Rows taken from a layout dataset

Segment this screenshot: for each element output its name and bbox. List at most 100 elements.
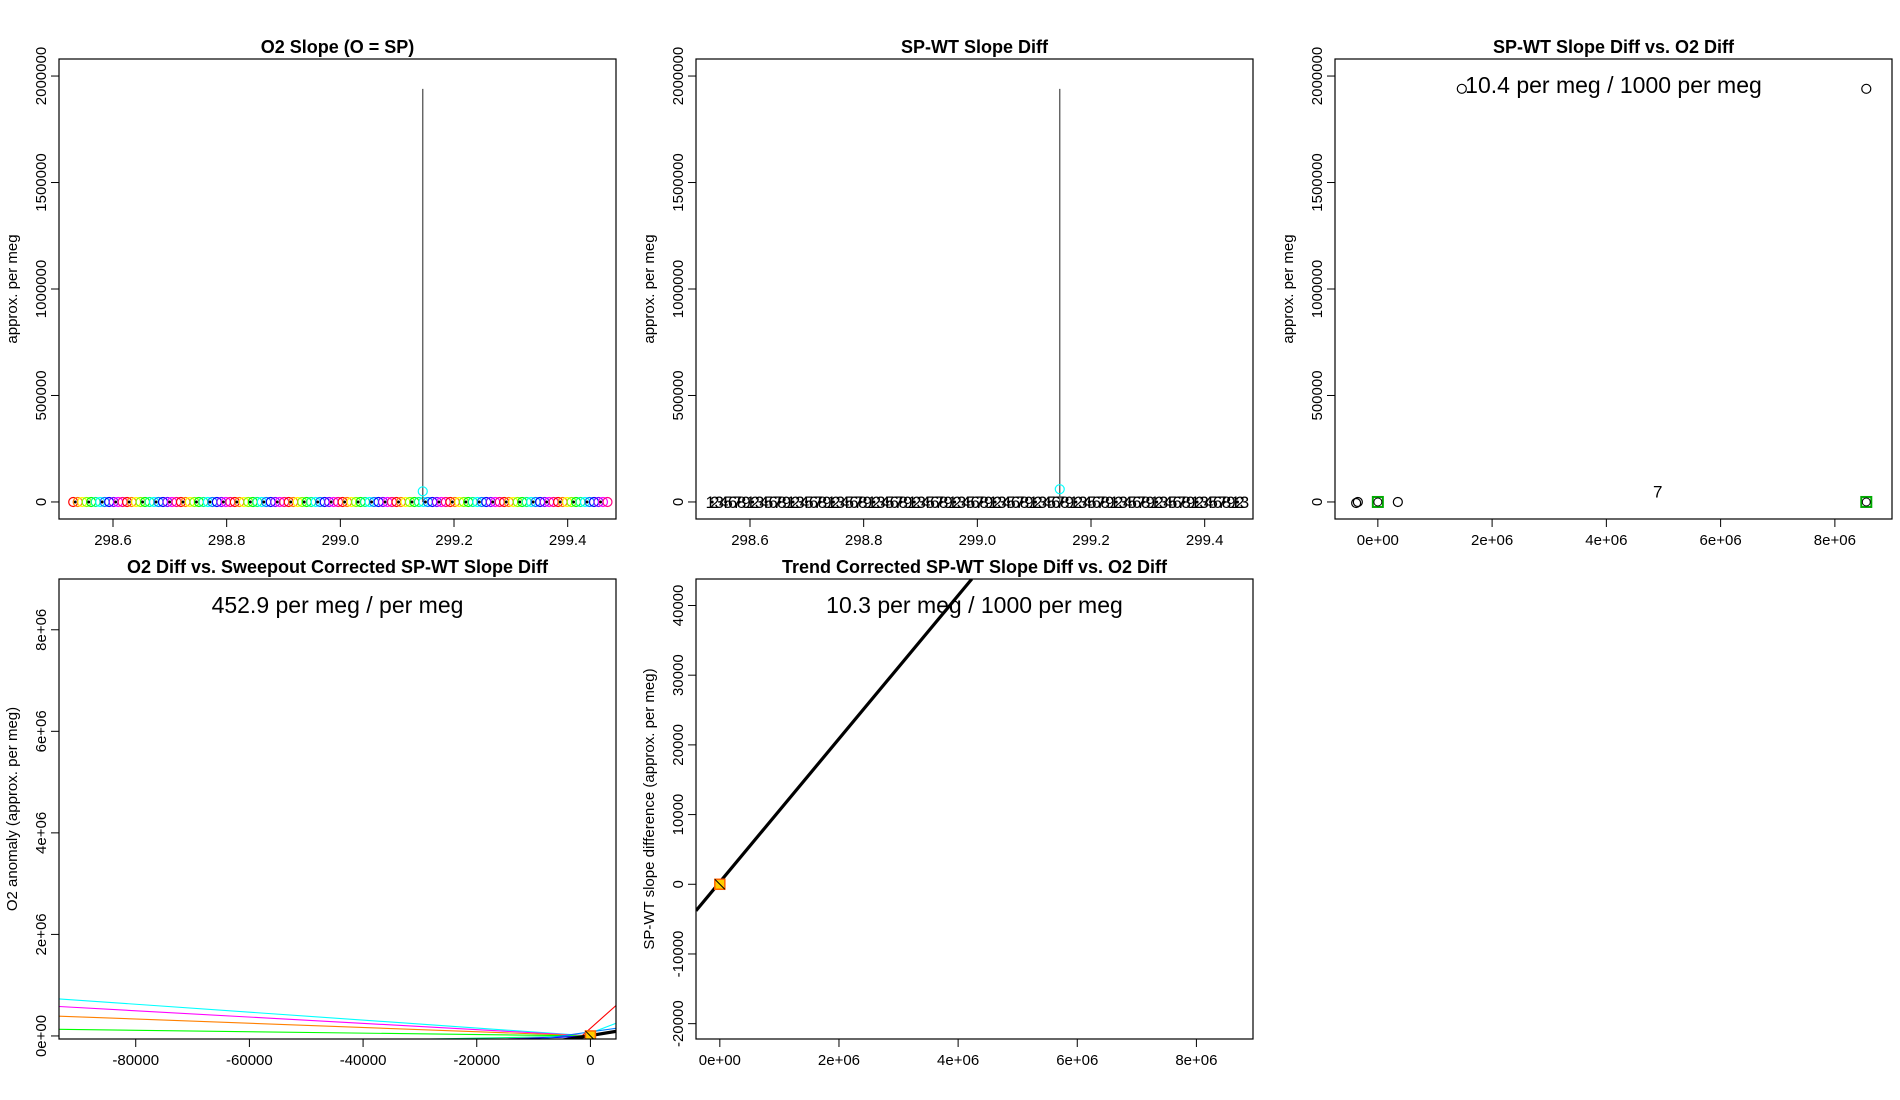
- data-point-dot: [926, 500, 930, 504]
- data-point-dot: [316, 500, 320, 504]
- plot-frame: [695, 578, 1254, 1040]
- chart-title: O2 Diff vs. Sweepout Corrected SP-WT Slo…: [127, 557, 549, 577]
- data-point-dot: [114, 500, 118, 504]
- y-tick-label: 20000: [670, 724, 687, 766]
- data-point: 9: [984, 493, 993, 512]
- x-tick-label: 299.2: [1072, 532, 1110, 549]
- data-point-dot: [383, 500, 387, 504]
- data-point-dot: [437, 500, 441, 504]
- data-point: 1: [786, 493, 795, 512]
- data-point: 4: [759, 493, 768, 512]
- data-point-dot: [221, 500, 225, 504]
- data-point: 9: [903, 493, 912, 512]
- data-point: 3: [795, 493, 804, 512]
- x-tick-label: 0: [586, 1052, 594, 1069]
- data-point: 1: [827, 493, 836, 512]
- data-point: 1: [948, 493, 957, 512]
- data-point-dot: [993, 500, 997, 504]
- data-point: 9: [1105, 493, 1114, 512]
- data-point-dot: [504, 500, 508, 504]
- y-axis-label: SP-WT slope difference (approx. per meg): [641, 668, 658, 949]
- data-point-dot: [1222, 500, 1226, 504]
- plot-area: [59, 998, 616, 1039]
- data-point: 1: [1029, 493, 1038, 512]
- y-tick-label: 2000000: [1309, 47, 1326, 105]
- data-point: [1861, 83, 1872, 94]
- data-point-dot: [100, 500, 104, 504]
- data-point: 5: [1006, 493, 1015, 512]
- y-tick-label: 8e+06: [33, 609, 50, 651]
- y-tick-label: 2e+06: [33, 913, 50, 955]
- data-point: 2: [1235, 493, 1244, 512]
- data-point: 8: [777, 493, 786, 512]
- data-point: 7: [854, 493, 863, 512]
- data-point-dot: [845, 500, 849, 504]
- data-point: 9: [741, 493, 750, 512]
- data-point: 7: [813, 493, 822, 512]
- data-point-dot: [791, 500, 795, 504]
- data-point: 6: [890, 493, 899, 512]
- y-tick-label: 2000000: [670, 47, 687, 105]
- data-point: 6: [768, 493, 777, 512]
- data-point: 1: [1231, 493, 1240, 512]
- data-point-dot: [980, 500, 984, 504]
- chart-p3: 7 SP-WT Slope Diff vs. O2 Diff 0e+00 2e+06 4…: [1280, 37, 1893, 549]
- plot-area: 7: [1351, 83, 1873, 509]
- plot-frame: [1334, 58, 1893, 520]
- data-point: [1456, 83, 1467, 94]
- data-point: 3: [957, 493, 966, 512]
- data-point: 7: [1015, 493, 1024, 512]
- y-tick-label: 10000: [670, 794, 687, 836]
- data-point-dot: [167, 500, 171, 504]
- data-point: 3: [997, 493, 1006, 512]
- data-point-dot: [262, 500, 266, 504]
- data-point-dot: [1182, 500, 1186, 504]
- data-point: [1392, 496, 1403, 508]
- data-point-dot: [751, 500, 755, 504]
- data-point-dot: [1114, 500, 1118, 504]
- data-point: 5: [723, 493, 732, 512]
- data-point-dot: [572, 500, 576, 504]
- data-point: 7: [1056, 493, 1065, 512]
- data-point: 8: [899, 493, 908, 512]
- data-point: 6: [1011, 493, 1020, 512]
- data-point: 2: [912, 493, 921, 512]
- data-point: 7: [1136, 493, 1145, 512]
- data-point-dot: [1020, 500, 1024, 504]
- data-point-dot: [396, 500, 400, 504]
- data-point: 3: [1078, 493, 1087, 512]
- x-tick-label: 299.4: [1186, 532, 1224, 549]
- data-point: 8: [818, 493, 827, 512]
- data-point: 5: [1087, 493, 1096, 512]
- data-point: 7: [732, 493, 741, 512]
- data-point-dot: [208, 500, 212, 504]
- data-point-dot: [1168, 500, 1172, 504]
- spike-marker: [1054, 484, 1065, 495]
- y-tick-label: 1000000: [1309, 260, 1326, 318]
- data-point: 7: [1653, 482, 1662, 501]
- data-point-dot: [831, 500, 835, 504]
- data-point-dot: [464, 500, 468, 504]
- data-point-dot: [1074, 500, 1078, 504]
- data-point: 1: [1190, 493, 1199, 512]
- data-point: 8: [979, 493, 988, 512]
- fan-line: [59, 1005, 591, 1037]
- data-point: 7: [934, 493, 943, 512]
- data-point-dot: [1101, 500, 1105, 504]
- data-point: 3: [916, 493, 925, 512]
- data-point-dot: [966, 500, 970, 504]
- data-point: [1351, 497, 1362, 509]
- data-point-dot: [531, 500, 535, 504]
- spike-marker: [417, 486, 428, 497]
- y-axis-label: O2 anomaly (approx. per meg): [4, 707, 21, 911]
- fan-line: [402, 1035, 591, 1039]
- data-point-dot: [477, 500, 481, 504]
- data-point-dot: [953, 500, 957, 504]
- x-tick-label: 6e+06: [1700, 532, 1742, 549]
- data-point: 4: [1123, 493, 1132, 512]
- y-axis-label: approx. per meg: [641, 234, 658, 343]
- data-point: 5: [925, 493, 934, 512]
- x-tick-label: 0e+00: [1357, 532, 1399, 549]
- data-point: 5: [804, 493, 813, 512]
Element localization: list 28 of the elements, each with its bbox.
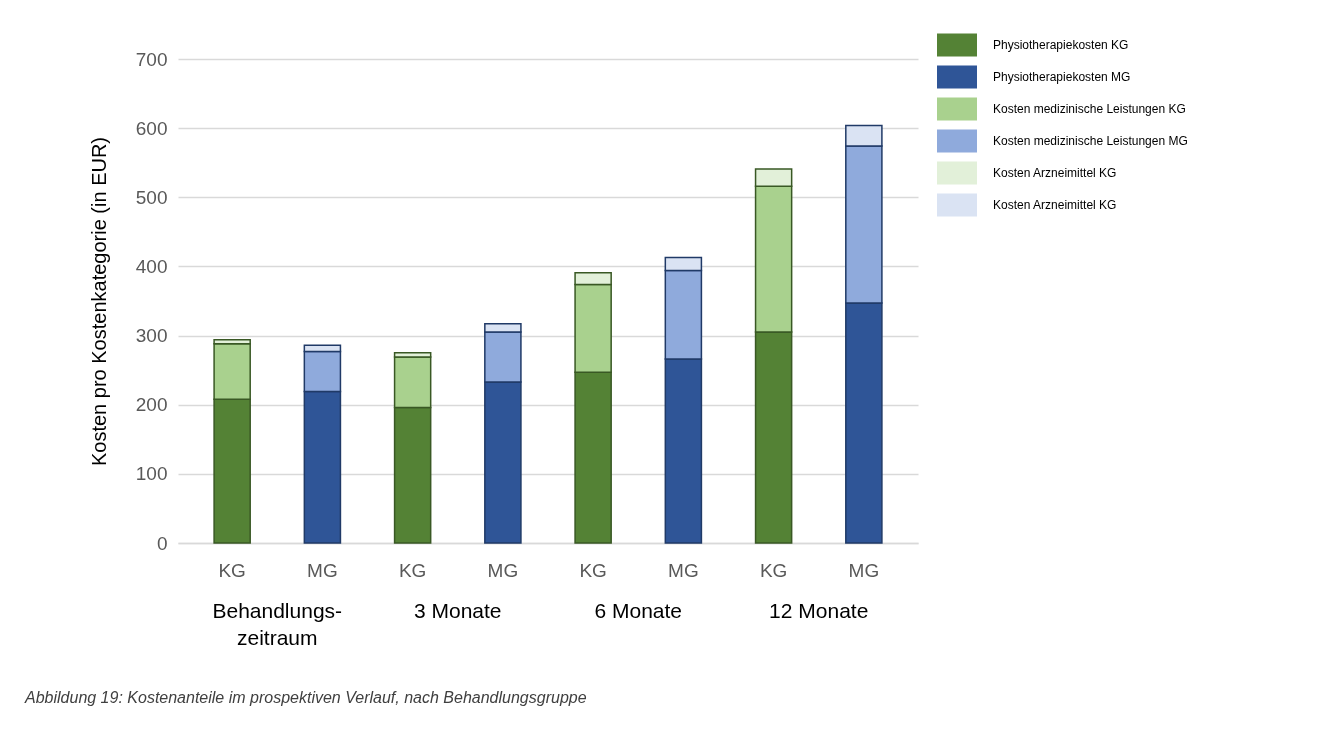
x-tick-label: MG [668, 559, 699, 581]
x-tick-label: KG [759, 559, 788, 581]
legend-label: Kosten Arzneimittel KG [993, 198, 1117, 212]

◆ What to produce:
Please copy every line of the entries above word for word, leaving out the pictures.

◆ Right answer:
Segment this screenshot: for each element output its name and bbox. List at most 100 elements.
- data-point-dot: [926, 500, 930, 504]
- data-point-dot: [316, 500, 320, 504]
- plot-frame: [695, 578, 1254, 1040]
- chart-title: O2 Diff vs. Sweepout Corrected SP-WT Slo…: [127, 557, 549, 577]
- data-point-dot: [114, 500, 118, 504]
- y-tick-label: 20000: [670, 724, 687, 766]
- data-point: 9: [984, 493, 993, 512]
- x-tick-label: 299.2: [1072, 532, 1110, 549]
- data-point-dot: [383, 500, 387, 504]
- data-point-dot: [437, 500, 441, 504]
- data-point: 1: [786, 493, 795, 512]
- data-point: 4: [759, 493, 768, 512]
- data-point-dot: [221, 500, 225, 504]
- data-point: 9: [903, 493, 912, 512]
- data-point: 3: [795, 493, 804, 512]
- x-tick-label: 0: [586, 1052, 594, 1069]
- data-point: 1: [827, 493, 836, 512]
- data-point: 1: [948, 493, 957, 512]
- data-point-dot: [993, 500, 997, 504]
- data-point: 9: [1105, 493, 1114, 512]
- data-point-dot: [504, 500, 508, 504]
- y-axis-label: SP-WT slope difference (approx. per meg): [641, 668, 658, 949]
- data-point-dot: [1222, 500, 1226, 504]
- plot-area: [59, 998, 616, 1039]
- data-point: 1: [1029, 493, 1038, 512]
- y-tick-label: 2000000: [1309, 47, 1326, 105]
- data-point: [1861, 83, 1872, 94]
- data-point-dot: [100, 500, 104, 504]
- data-point: 5: [1006, 493, 1015, 512]
- y-tick-label: 8e+06: [33, 609, 50, 651]
- y-tick-label: 2e+06: [33, 913, 50, 955]
- data-point: 2: [1235, 493, 1244, 512]
- data-point: 8: [777, 493, 786, 512]
- data-point: 7: [854, 493, 863, 512]
- data-point-dot: [845, 500, 849, 504]
- data-point: 9: [741, 493, 750, 512]
- data-point: 7: [813, 493, 822, 512]
- data-point-dot: [791, 500, 795, 504]
- data-point: 6: [890, 493, 899, 512]
- y-tick-label: 2000000: [670, 47, 687, 105]
- data-point: 6: [768, 493, 777, 512]
- data-point: 1: [1231, 493, 1240, 512]
- data-point-dot: [980, 500, 984, 504]
- chart-p3: 7 SP-WT Slope Diff vs. O2 Diff 0e+00 2e+06 4…: [1280, 37, 1893, 549]
- plot-area: 7: [1351, 83, 1873, 509]
- plot-frame: [1334, 58, 1893, 520]
- data-point: [1456, 83, 1467, 94]
- data-point: 3: [957, 493, 966, 512]
- data-point: 7: [1015, 493, 1024, 512]
- y-tick-label: 10000: [670, 794, 687, 836]
- data-point-dot: [167, 500, 171, 504]
- data-point: 3: [997, 493, 1006, 512]
- data-point-dot: [262, 500, 266, 504]
- data-point-dot: [1182, 500, 1186, 504]
- data-point: [1392, 496, 1403, 508]
- data-point-dot: [751, 500, 755, 504]
- data-point-dot: [1114, 500, 1118, 504]
- data-point: 5: [723, 493, 732, 512]
- data-point-dot: [572, 500, 576, 504]
- data-point: 7: [1056, 493, 1065, 512]
- data-point: 8: [899, 493, 908, 512]
- data-point: 6: [1011, 493, 1020, 512]
- data-point: 2: [912, 493, 921, 512]
- data-point: 7: [1136, 493, 1145, 512]
- data-point-dot: [1020, 500, 1024, 504]
- data-point-dot: [396, 500, 400, 504]
- data-point: 3: [1078, 493, 1087, 512]
- x-tick-label: 299.4: [1186, 532, 1224, 549]
- data-point: 8: [818, 493, 827, 512]
- data-point: 5: [1087, 493, 1096, 512]
- data-point: 7: [732, 493, 741, 512]
- data-point-dot: [208, 500, 212, 504]
- data-point-dot: [1168, 500, 1172, 504]
- spike-marker: [1054, 484, 1065, 495]
- y-tick-label: 1000000: [1309, 260, 1326, 318]
- data-point: 7: [1653, 482, 1662, 501]
- data-point-dot: [831, 500, 835, 504]
- data-point-dot: [464, 500, 468, 504]
- data-point-dot: [1074, 500, 1078, 504]
- data-point: 1: [1190, 493, 1199, 512]
- data-point: 8: [979, 493, 988, 512]
- fan-line: [59, 1005, 591, 1037]
- data-point: 7: [934, 493, 943, 512]
- data-point-dot: [1101, 500, 1105, 504]
- data-point: 3: [916, 493, 925, 512]
- data-point-dot: [966, 500, 970, 504]
- data-point: [1351, 497, 1362, 509]
- data-point-dot: [531, 500, 535, 504]
- spike-marker: [417, 486, 428, 497]
- y-axis-label: O2 anomaly (approx. per meg): [4, 707, 21, 911]
- fan-line: [402, 1035, 591, 1039]
- data-point-dot: [477, 500, 481, 504]
- data-point-dot: [953, 500, 957, 504]
- x-tick-label: 6e+06: [1700, 532, 1742, 549]
- data-point: 4: [1123, 493, 1132, 512]
- y-axis-label: approx. per meg: [641, 234, 658, 343]
- data-point: 5: [925, 493, 934, 512]
- x-tick-label: 0e+00: [1357, 532, 1399, 549]
- data-point: 5: [804, 493, 813, 512]
Element localization: list 28 of the elements, each with its bbox.
x-tick-label: MG [668, 559, 699, 581]
x-tick-label: KG [759, 559, 788, 581]
legend-label: Kosten Arzneimittel KG [993, 198, 1117, 212]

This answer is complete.